Identify each line in the records below that contains the word "sjökort", and copy it.

━━━━━━━━

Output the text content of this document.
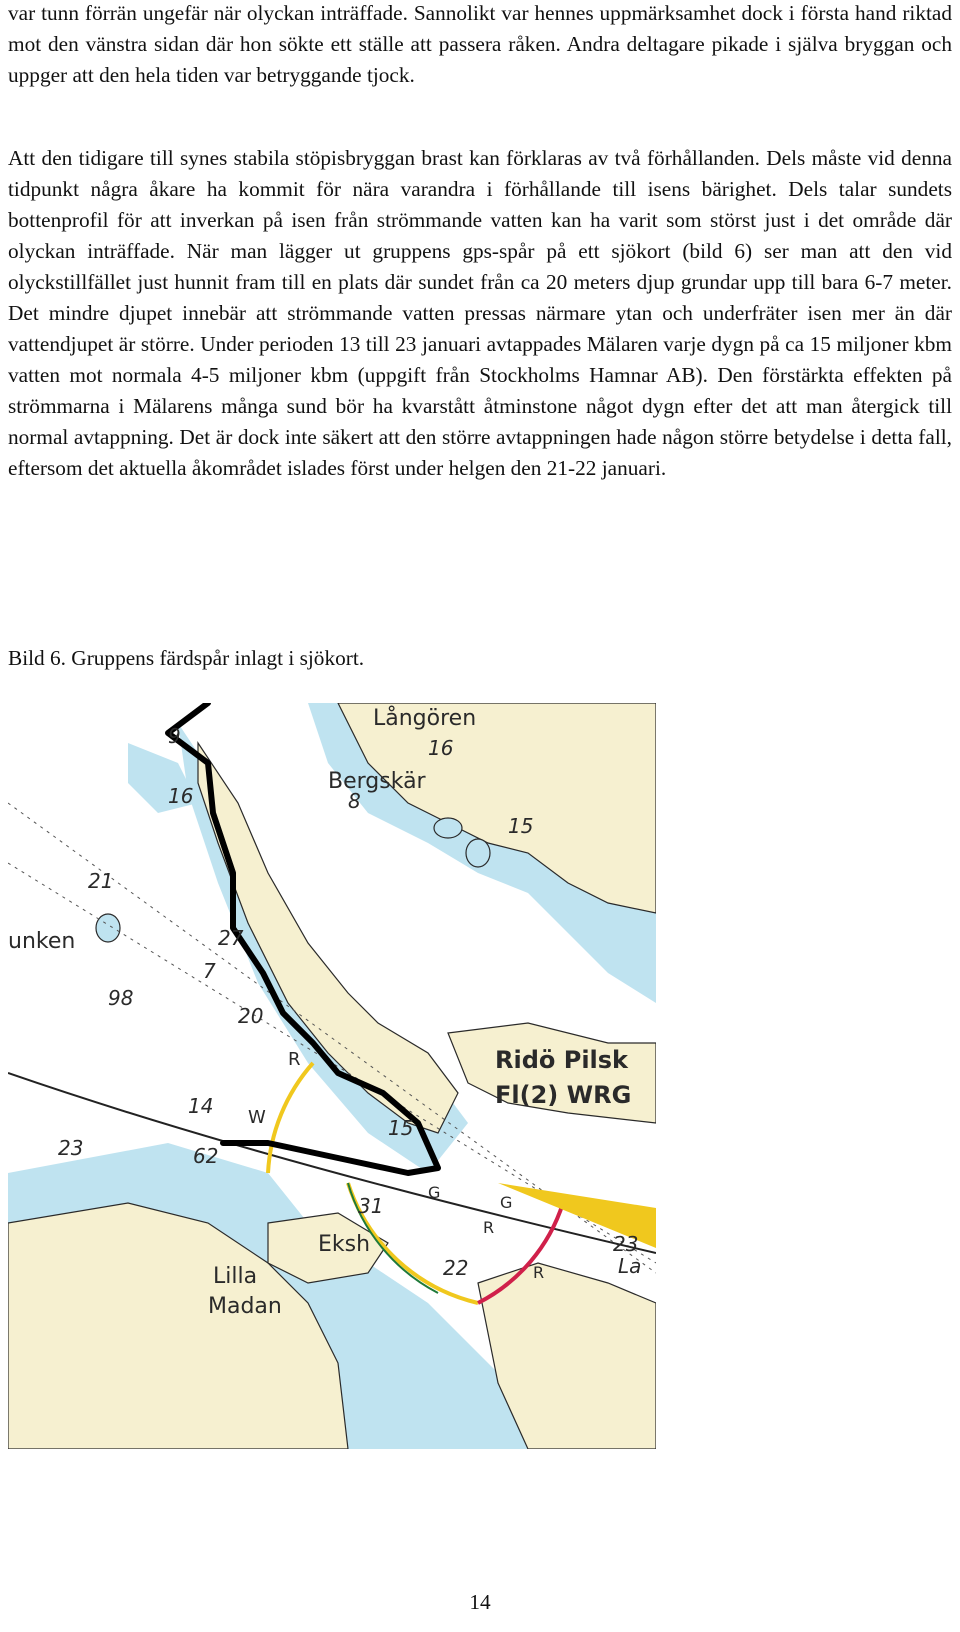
var tunn förrän ungefär när olyckan inträffade. Sannolikt var hennes uppmärksamhet dock i första hand riktad mot den vänstra sidan där hon sökte ett ställe att passera råken. Andra deltagare pikade i själva bryggan och uppger att den hela tiden var betryggande tjock.

Att den tidigare till synes stabila stöpisbryggan brast kan förklaras av två förhållanden. Dels måste vid denna tidpunkt några åkare ha kommit för nära varandra i förhållande till isens bärighet. Dels talar sundets bottenprofil för att inverkan på isen från strömmande vatten kan ha varit som störst just i det område där olyckan inträffade. När man lägger ut gruppens gps-spår på ett sjökort (bild 6) ser man att den vid olyckstillfället just hunnit fram till en plats där sundet från ca 20 meters djup grundar upp till bara 6-7 meter. Det mindre djupet innebär att strömmande vatten pressas närmare ytan och underfräter isen mer än där vattendjupet är större. Under perioden 13 till 23 januari avtappades Mälaren varje dygn på ca 15 miljoner kbm vatten mot normala 4-5 miljoner kbm (uppgift från Stockholms Hamnar AB). Den förstärkta effekten på strömmarna i Mälarens många sund bör ha kvarstått åtminstone något dygn efter det att man återgick till normal avtappning. Det är dock inte säkert att den större avtappningen hade någon större betydelse i detta fall, eftersom det aktuella åkområdet islades först under helgen den 21-22 januari.

Bild 6. Gruppens färdspår inlagt i sjökort.

Långören
Bergskär
unken
Ridö Pilsk
Fl(2) WRG
Eksh
Lilla
Madan
La
16
9
16	8
15
21
27
7
98
20
14
15
62
23
31
22
23
R
W
G
G
R
R
14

━━━━━━━━

THE OUTPUT ▸
Att den tidigare till synes stabila stöpisbryggan brast kan förklaras av två förhållanden. Dels måste vid denna tidpunkt några åkare ha kommit för nära varandra i förhållande till isens bärighet. Dels talar sundets bottenprofil för att inverkan på isen från strömmande vatten kan ha varit som störst just i det område där olyckan inträffade. När man lägger ut gruppens gps-spår på ett sjökort (bild 6) ser man att den vid olyckstillfället just hunnit fram till en plats där sundet från ca 20 meters djup grundar upp till bara 6-7 meter. Det mindre djupet innebär att strömmande vatten pressas närmare ytan och underfräter isen mer än där vattendjupet är större. Under perioden 13 till 23 januari avtappades Mälaren varje dygn på ca 15 miljoner kbm vatten mot normala 4-5 miljoner kbm (uppgift från Stockholms Hamnar AB). Den förstärkta effekten på strömmarna i Mälarens många sund bör ha kvarstått åtminstone något dygn efter det att man återgick till normal avtappning. Det är dock inte säkert att den större avtappningen hade någon större betydelse i detta fall, eftersom det aktuella åkområdet islades först under helgen den 21-22 januari.
Bild 6. Gruppens färdspår inlagt i sjökort.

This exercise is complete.